[WRITTEN INSTRUCTION]
Report how many lines hold the string "Database". Give the number and nothing else.

Stored items
/---
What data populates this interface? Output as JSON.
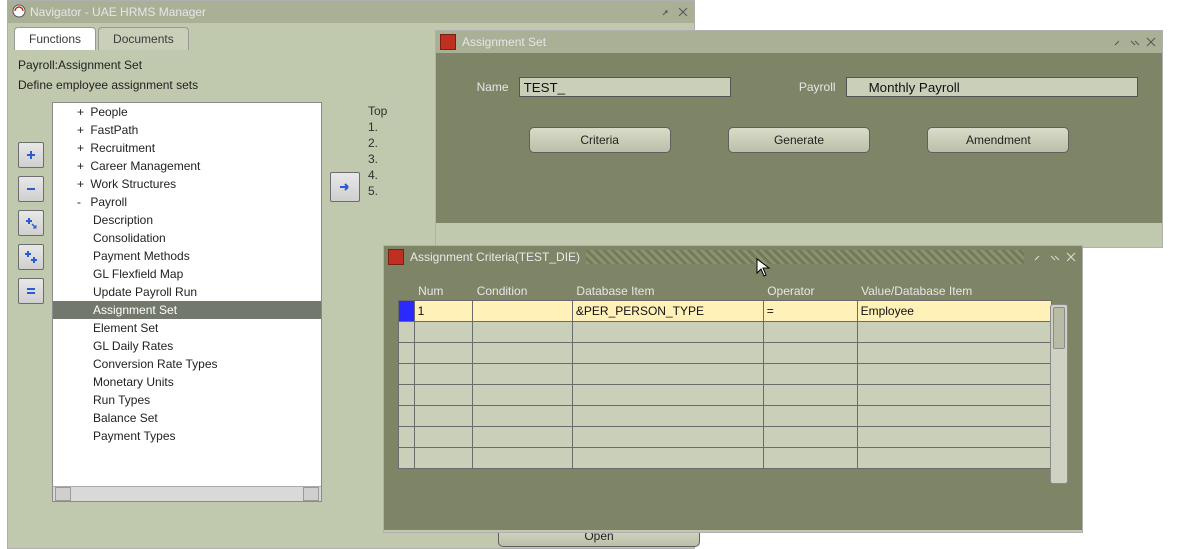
{
  "navigator": {
    "title": "Navigator - UAE HRMS Manager",
    "tabs": {
      "functions": "Functions",
      "documents": "Documents"
    },
    "breadcrumb": "Payroll:Assignment Set",
    "description": "Define employee assignment sets",
    "toolbarIcons": [
      "plus-icon",
      "minus-icon",
      "expand-down-icon",
      "expand-all-icon",
      "collapse-icon"
    ],
    "tree": {
      "roots": [
        {
          "label": "People",
          "toggle": "+"
        },
        {
          "label": "FastPath",
          "toggle": "+"
        },
        {
          "label": "Recruitment",
          "toggle": "+"
        },
        {
          "label": "Career Management",
          "toggle": "+"
        },
        {
          "label": "Work Structures",
          "toggle": "+"
        },
        {
          "label": "Payroll",
          "toggle": "-"
        }
      ],
      "payrollChildren": [
        "Description",
        "Consolidation",
        "Payment Methods",
        "GL Flexfield Map",
        "Update Payroll Run",
        "Assignment Set",
        "Element Set",
        "GL Daily Rates",
        "Conversion Rate Types",
        "Monetary Units",
        "Run Types",
        "Balance Set",
        "Payment Types"
      ],
      "selected": "Assignment Set"
    },
    "topTen": {
      "label": "Top",
      "items": [
        "1.",
        "2.",
        "3.",
        "4.",
        "5."
      ]
    },
    "openLabel": "Open"
  },
  "assignmentSet": {
    "title": "Assignment Set",
    "nameLabel": "Name",
    "nameValue": "TEST_",
    "payrollLabel": "Payroll",
    "payrollValue": "Monthly Payroll",
    "buttons": {
      "criteria": "Criteria",
      "generate": "Generate",
      "amendment": "Amendment"
    }
  },
  "criteria": {
    "title": "Assignment Criteria(TEST_DIE)",
    "columns": {
      "num": "Num",
      "condition": "Condition",
      "db": "Database Item",
      "op": "Operator",
      "val": "Value/Database Item"
    },
    "rows": [
      {
        "num": "1",
        "condition": "",
        "db": "&PER_PERSON_TYPE",
        "op": "=",
        "val": "Employee"
      },
      {
        "num": "",
        "condition": "",
        "db": "",
        "op": "",
        "val": ""
      },
      {
        "num": "",
        "condition": "",
        "db": "",
        "op": "",
        "val": ""
      },
      {
        "num": "",
        "condition": "",
        "db": "",
        "op": "",
        "val": ""
      },
      {
        "num": "",
        "condition": "",
        "db": "",
        "op": "",
        "val": ""
      },
      {
        "num": "",
        "condition": "",
        "db": "",
        "op": "",
        "val": ""
      },
      {
        "num": "",
        "condition": "",
        "db": "",
        "op": "",
        "val": ""
      },
      {
        "num": "",
        "condition": "",
        "db": "",
        "op": "",
        "val": ""
      }
    ]
  }
}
\---
[OUTPUT FOR THIS TASK]
2